Finding Cause

CMU Group Uses PSC’s Bridges to Nail Down Cause in Brain-Region Activity

April 3, 2018

Why It’s Important:

At first blush, fMRI seems magical. Doctors can put a person in an fMRI scanner and watch their brain work as they think, perform simple mental tasks or just sit and daydream. But the field has also seen its controversies. Scientists have doubts about what fMRI can teach us about how the brain works. Part of the problem is how to identify cause and effect when so much activity in the brain is going on at the same time.

Clark Glymour, Joseph Ramsey and their colleagues in Carnegie Mellon University’s Department of Philosophy are trying to tackle this problem with a powerful set of statistical tools. Their work, as part of the Center for Causal Discovery (CCD) at Pitt, CMU and PSC, focuses on the difference between correlation and causation. Correlation is when events tend to happen together—for example, back in the days of unfiltered cigarettes, smokers tended to have yellow-stained fingers. They also tended to develop lung cancer. Yellow fingers and cancer were correlated. But neither caused the other. Instead, as we know today, smoking cigarettes caused both yellow fingers and lung cancer. The difference is important. You can’t prevent lung cancer by giving smokers better hand soap. You have to tackle the common cause: smoking causes damage to lung tissues that leads to cancer and other diseases. Its relationship with cancer is causal.

“Understanding connectivity in the brain is just about the most extraordinarily difficult statistical problem that you can imagine … Nothing is more fun for me than realizing we can do something that five years ago people said was impossible.”—Clark Glymour, Carnegie Mellon University

The CMU scientists wanted to test a statistical method called fast greedy equivalence search (fGES), which is designed to detect causal relationships, rather than only correlations, on fMRI brain scans. But they had a Big Data problem to deal with. The fMRI method can scan the brain in bits—“voxels”—as small as a cubic millimeter. That’s not much more than the size of a pinhead. To test whether activity in parts of the brain were causing activity in other parts, that meant they’d need to test the mutual interactions between about 51,000 voxels. That’s more than 2.6 billion possible interactions they needed to consider, with an average of four bytes of data measured for each. Calculations on those data grow much larger, and the algorithm couldn’t run on a cloud or a cluster—a high performance computer system (HPC) made up of many smaller, commodity computers—let alone a laptop.

How PSC and XSEDE Helped:

To help the CMU team solve their problem, Nick Nystrom, PSC interim director and the CCD co-investigator at PSC, recommended first the Greenfield and then the even more powerful XSEDE-allocated Bridges HPCs at PSC. First the scientists needed to test their “discovery procedure.” They did that by programming a much larger, simulated causal system with a million variables on Greenfield and then Bridges. They used the PSC systems to simulate signals from all those variables.

Ramsey, the team’s computational specialist, built a network of causal relationships between simulated brain areas that approximated what doctors were seeing in real brains. Eventually, they simulated the influences among one million voxels. Applying their causal discovery algorithm to the simulated data, the scientists found that fGES was able to discover the causal relations behind the data with excellent accuracy. With this simulation result in hand, the group applied the fGES algorithm to data from 51,000 voxels of the brain of a subject resting in the magnetic resonance machine. The result is an estimate of effective connections in the entire human cortex—the outer part of the brain responsible for higher functions.

★ ★ ★ ★

**PROMPT A:** From the article on finding causal links in fMRI brain data, copy the passage that starts with the words containing "April 3, 2018" and ends with "the same time.".
**PROMPT B:** In the article on finding causal links in fMRI brain data, how many possible interactions did the team need to consider among roughly 51,000 voxels?
**PROMPT C:** Continue the article on finding causal links in fMRI brain data, starting after its final sentence.

**LISTED RECORDS:**
★ ★ ★ ★

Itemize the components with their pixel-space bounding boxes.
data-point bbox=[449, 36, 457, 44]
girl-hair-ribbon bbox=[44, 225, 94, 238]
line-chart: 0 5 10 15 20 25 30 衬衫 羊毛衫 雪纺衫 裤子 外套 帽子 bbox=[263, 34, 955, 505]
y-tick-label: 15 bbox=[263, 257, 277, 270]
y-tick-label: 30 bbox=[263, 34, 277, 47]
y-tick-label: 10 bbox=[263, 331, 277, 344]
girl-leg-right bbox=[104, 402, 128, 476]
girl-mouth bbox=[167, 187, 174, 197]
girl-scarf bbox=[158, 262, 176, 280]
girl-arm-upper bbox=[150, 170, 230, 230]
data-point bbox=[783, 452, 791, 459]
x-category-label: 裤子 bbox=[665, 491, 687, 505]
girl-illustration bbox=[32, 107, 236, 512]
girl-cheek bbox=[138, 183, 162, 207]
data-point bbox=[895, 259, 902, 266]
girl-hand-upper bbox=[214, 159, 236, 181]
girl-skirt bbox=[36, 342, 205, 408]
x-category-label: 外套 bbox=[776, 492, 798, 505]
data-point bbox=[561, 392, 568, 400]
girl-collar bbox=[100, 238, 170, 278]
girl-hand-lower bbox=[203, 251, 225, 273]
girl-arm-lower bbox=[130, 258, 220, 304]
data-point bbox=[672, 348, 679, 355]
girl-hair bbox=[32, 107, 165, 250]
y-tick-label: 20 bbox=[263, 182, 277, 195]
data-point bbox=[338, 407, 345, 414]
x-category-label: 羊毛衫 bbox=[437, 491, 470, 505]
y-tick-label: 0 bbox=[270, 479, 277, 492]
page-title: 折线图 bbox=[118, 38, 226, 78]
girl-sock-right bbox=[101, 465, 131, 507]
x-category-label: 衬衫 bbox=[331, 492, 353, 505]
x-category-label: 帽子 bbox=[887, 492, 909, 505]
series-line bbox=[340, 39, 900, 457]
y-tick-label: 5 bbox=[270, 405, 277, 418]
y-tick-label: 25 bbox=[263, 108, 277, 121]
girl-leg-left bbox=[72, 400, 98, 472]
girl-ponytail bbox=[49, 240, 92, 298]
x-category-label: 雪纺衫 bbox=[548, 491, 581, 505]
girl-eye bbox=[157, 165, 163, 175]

★ ★ ★ ★

**TASK RESPONSE A:**
April 3, 2018

Why It’s Important:

At first blush, fMRI seems magical. Doctors can put a person in an fMRI scanner and watch their brain work as they think, perform simple mental tasks or just sit and daydream. But the field has also seen its controversies. Scientists have doubts about what fMRI can teach us about how the brain works. Part of the problem is how to identify cause and effect when so much activity in the brain is going on at the same time.

**TASK RESPONSE B:** More than 2.6 billion.

**TASK RESPONSE C:**
Bridges’ large-memory (LM) nodes were critical in the scaled-up simulation. The team’s work with the 128-gigabyte nodes of Greenfield—eight times the RAM in a high-end personal computer, and typical of HPC systems—sometimes crashed because of insufficient memory. But the calculations ran without this problem on Bridges’ 3-terabyte LM nodes, which are 24 times larger. Better, once Ramsey had the simulation working on Bridges, other members of their group were able to use the system without further refinement.

“We’re working with pretty big numbers here. The memory capacity and parallelization capacity of the PSC systems is essential. Thanks to PSC, it took only one work day—12 hours—[of computation]. If you think of it as a percentage of the time invested in a research project, you want to say, ‘Thank you.’”—Clark Glymour, Carnegie Mellon University

The CMU team was able to compare their fGES simulation to several other possible methods, finding that their method identified simulated brain areas that were in a causal relationship with over 90 percent accuracy. It also correctly identified the directions of those relationships—which of the two voxels caused activity in the other—over 80 percent of the time. This performance was the best of any statistical method tested to date.

The team’s current goal is to create a more sophisticated causal map of the entire brain, charting out forward and backward communication between brain voxels and both direct and indirect relationships. Such a map would be an important piece of understanding how the brain works, along with the anatomical wiring maps and the genetic changes in brain cells being discovered by other methods. They say that PSC’s HPC systems will be indispensable to the upcoming work.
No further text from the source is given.